[AIM] For this task, extract exactly the lines of the data below, from the line containing "Convert this document image to plain text." through the last one, with pictures left out.

[RECORDS PROVIDED]
____

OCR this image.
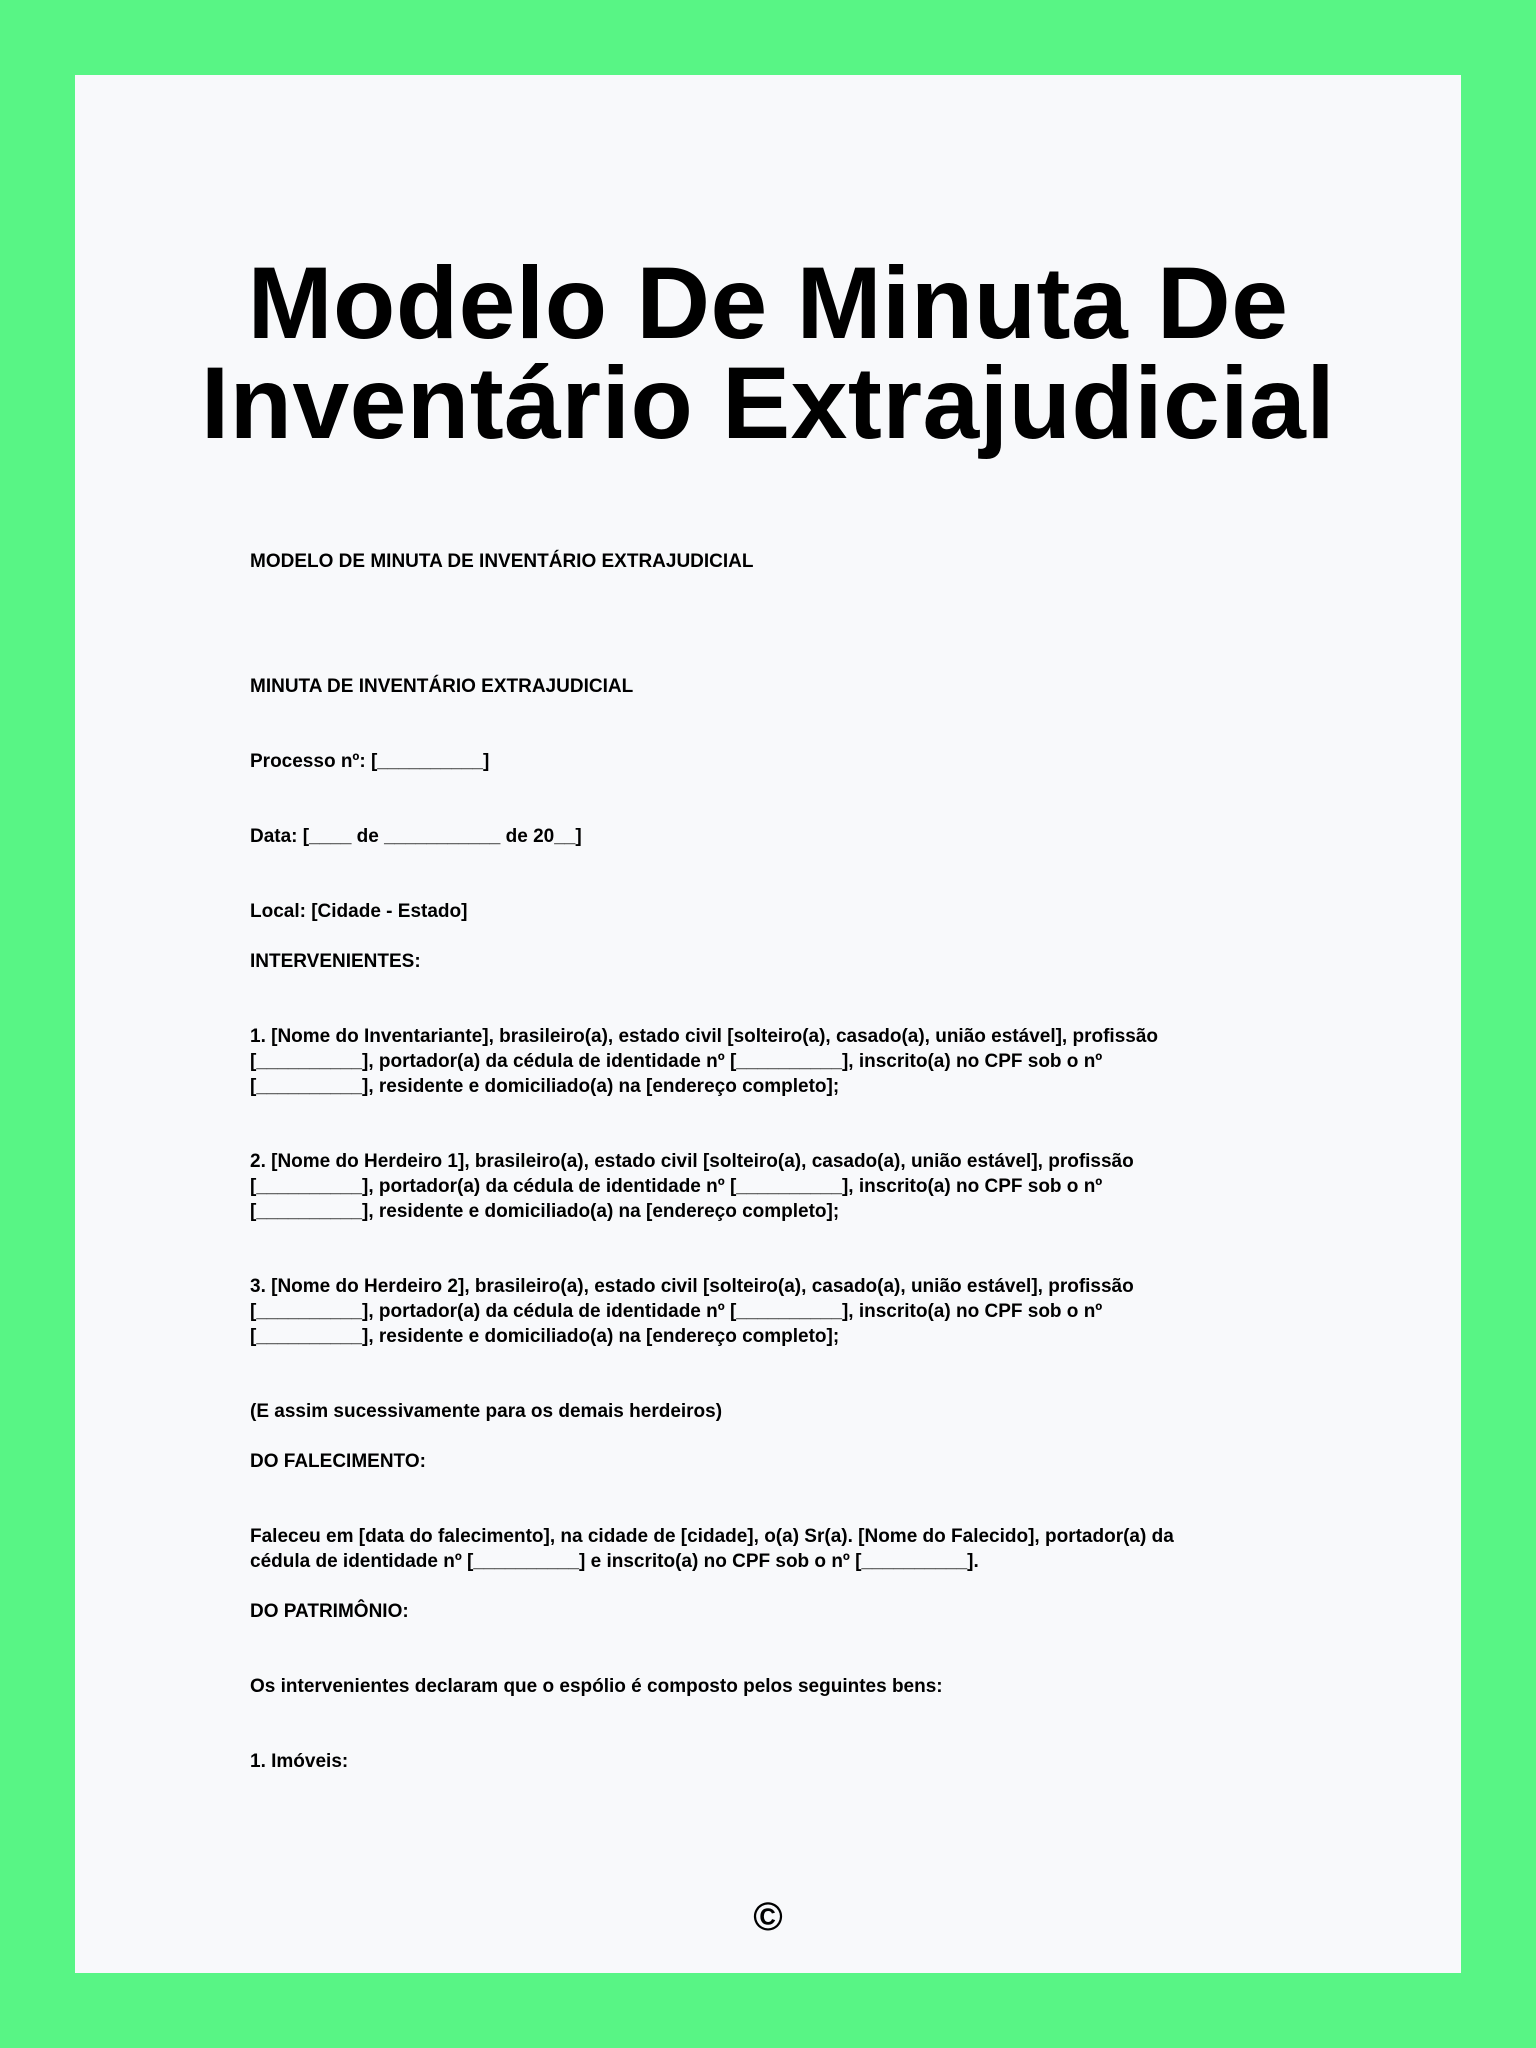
Modelo De Minuta De
Inventário Extrajudicial

MODELO DE MINUTA DE INVENTÁRIO EXTRAJUDICIAL

MINUTA DE INVENTÁRIO EXTRAJUDICIAL

Processo nº: [__________]

Data: [____ de ___________ de 20__]

Local: [Cidade - Estado]

INTERVENIENTES:

1. [Nome do Inventariante], brasileiro(a), estado civil [solteiro(a), casado(a), união estável], profissão
[__________], portador(a) da cédula de identidade nº [__________], inscrito(a) no CPF sob o nº
[__________], residente e domiciliado(a) na [endereço completo];
2. [Nome do Herdeiro 1], brasileiro(a), estado civil [solteiro(a), casado(a), união estável], profissão
[__________], portador(a) da cédula de identidade nº [__________], inscrito(a) no CPF sob o nº
[__________], residente e domiciliado(a) na [endereço completo];
3. [Nome do Herdeiro 2], brasileiro(a), estado civil [solteiro(a), casado(a), união estável], profissão
[__________], portador(a) da cédula de identidade nº [__________], inscrito(a) no CPF sob o nº
[__________], residente e domiciliado(a) na [endereço completo];

(E assim sucessivamente para os demais herdeiros)

DO FALECIMENTO:

Faleceu em [data do falecimento], na cidade de [cidade], o(a) Sr(a). [Nome do Falecido], portador(a) da
cédula de identidade nº [__________] e inscrito(a) no CPF sob o nº [__________].

DO PATRIMÔNIO:

Os intervenientes declaram que o espólio é composto pelos seguintes bens:

1. Imóveis:

©
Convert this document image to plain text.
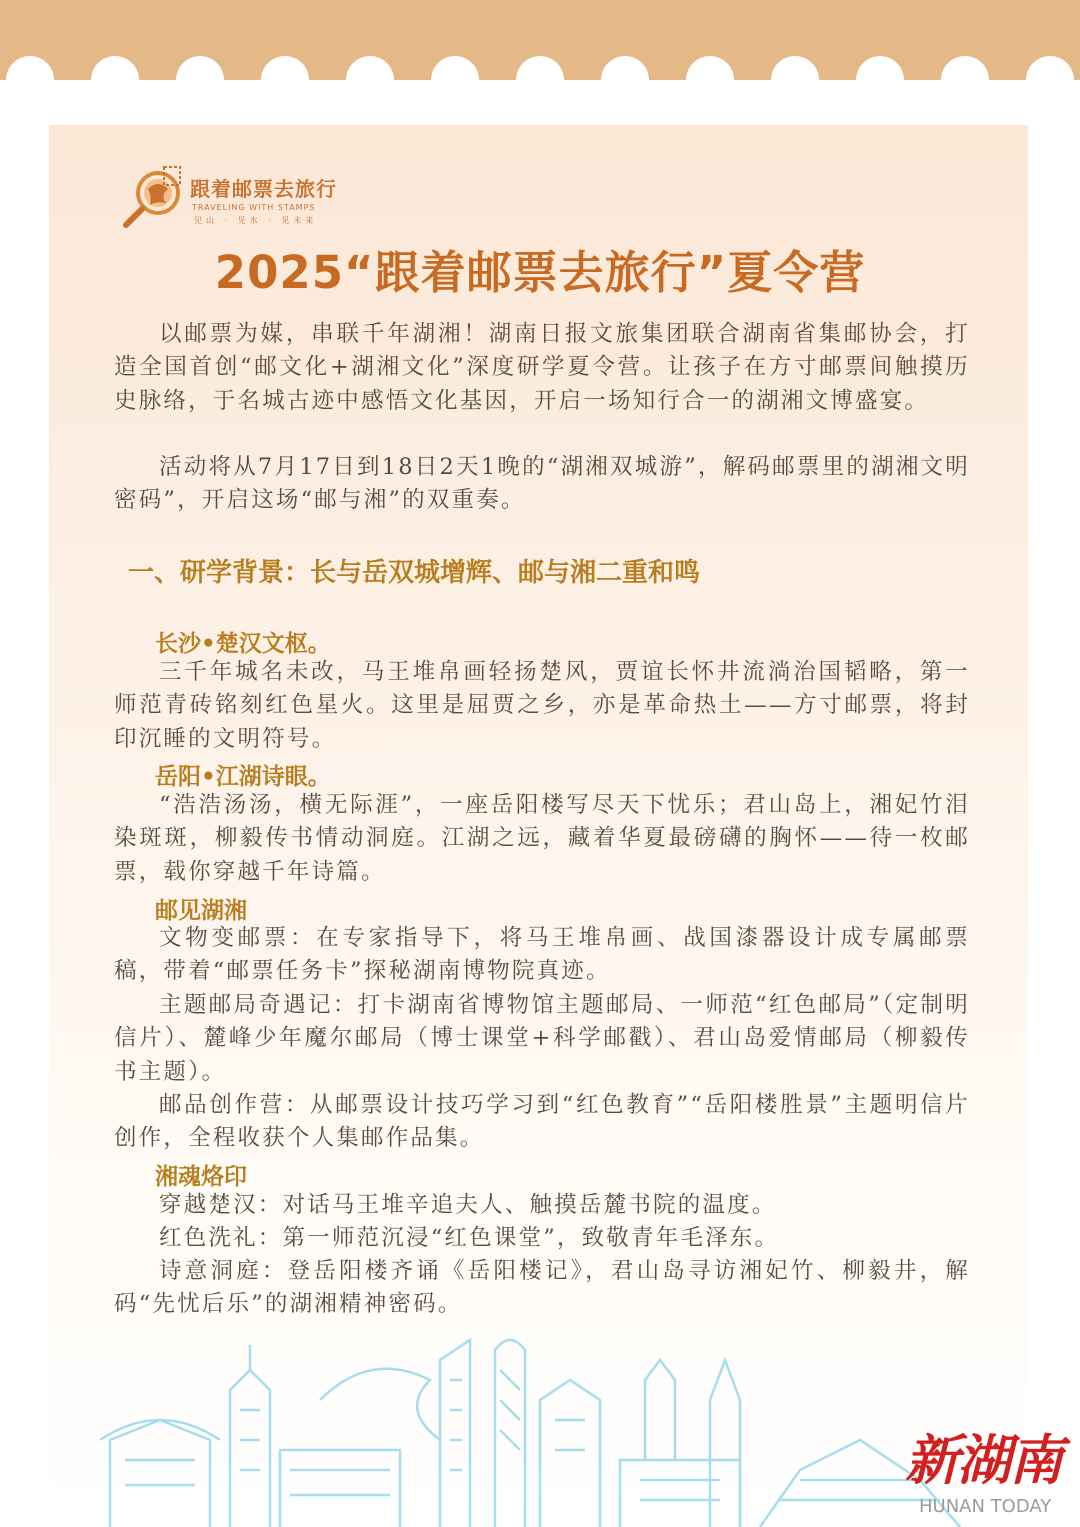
跟着邮票去旅行
TRAVELING WITH STAMPS
见山 · 见水 · 见未来
2025“跟着邮票去旅行”夏令营

以邮票为媒，串联千年湖湘！湖南日报文旅集团联合湖南省集邮协会，打造全国首创“邮文化+湖湘文化”深度研学夏令营。让孩子在方寸邮票间触摸历史脉络，于名城古迹中感悟文化基因，开启一场知行合一的湖湘文博盛宴。

活动将从7月17日到18日2天1晚的“湖湘双城游”，解码邮票里的湖湘文明密码”，开启这场“邮与湘”的双重奏。

一、研学背景：长与岳双城增辉、邮与湘二重和鸣
长沙•楚汉文枢。

三千年城名未改，马王堆帛画轻扬楚风，贾谊长怀井流淌治国韬略，第一师范青砖铭刻红色星火。这里是屈贾之乡，亦是革命热土——方寸邮票，将封印沉睡的文明符号。

岳阳•江湖诗眼。

“浩浩汤汤，横无际涯”，一座岳阳楼写尽天下忧乐；君山岛上，湘妃竹泪染斑斑，柳毅传书情动洞庭。江湖之远，藏着华夏最磅礴的胸怀——待一枚邮票，载你穿越千年诗篇。

邮见湖湘

文物变邮票：在专家指导下，将马王堆帛画、战国漆器设计成专属邮票稿，带着“邮票任务卡”探秘湖南博物院真迹。

主题邮局奇遇记：打卡湖南省博物馆主题邮局、一师范“红色邮局”（定制明信片）、麓峰少年魔尔邮局（博士课堂+科学邮戳）、君山岛爱情邮局（柳毅传书主题）。

邮品创作营：从邮票设计技巧学习到“红色教育”“岳阳楼胜景”主题明信片创作，全程收获个人集邮作品集。

湘魂烙印

穿越楚汉：对话马王堆辛追夫人、触摸岳麓书院的温度。

红色洗礼：第一师范沉浸“红色课堂”，致敬青年毛泽东。

诗意洞庭：登岳阳楼齐诵《岳阳楼记》，君山岛寻访湘妃竹、柳毅井，解码“先忧后乐”的湖湘精神密码。

新湖南
HUNAN TODAY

____

[FULL RESPONSE]
Convert this document image to plain text.
跟着邮票去旅行
TRAVELING WITH STAMPS
见山 · 见水 · 见未来
2025“跟着邮票去旅行”夏令营

以邮票为媒，串联千年湖湘！湖南日报文旅集团联合湖南省集邮协会，打造全国首创“邮文化+湖湘文化”深度研学夏令营。让孩子在方寸邮票间触摸历史脉络，于名城古迹中感悟文化基因，开启一场知行合一的湖湘文博盛宴。

活动将从7月17日到18日2天1晚的“湖湘双城游”，解码邮票里的湖湘文明密码”，开启这场“邮与湘”的双重奏。

一、研学背景：长与岳双城增辉、邮与湘二重和鸣
长沙•楚汉文枢。

三千年城名未改，马王堆帛画轻扬楚风，贾谊长怀井流淌治国韬略，第一师范青砖铭刻红色星火。这里是屈贾之乡，亦是革命热土——方寸邮票，将封印沉睡的文明符号。

岳阳•江湖诗眼。

“浩浩汤汤，横无际涯”，一座岳阳楼写尽天下忧乐；君山岛上，湘妃竹泪染斑斑，柳毅传书情动洞庭。江湖之远，藏着华夏最磅礴的胸怀——待一枚邮票，载你穿越千年诗篇。

邮见湖湘

文物变邮票：在专家指导下，将马王堆帛画、战国漆器设计成专属邮票稿，带着“邮票任务卡”探秘湖南博物院真迹。

主题邮局奇遇记：打卡湖南省博物馆主题邮局、一师范“红色邮局”（定制明信片）、麓峰少年魔尔邮局（博士课堂+科学邮戳）、君山岛爱情邮局（柳毅传书主题）。

邮品创作营：从邮票设计技巧学习到“红色教育”“岳阳楼胜景”主题明信片创作，全程收获个人集邮作品集。

湘魂烙印

穿越楚汉：对话马王堆辛追夫人、触摸岳麓书院的温度。

红色洗礼：第一师范沉浸“红色课堂”，致敬青年毛泽东。

诗意洞庭：登岳阳楼齐诵《岳阳楼记》，君山岛寻访湘妃竹、柳毅井，解码“先忧后乐”的湖湘精神密码。

新湖南
HUNAN TODAY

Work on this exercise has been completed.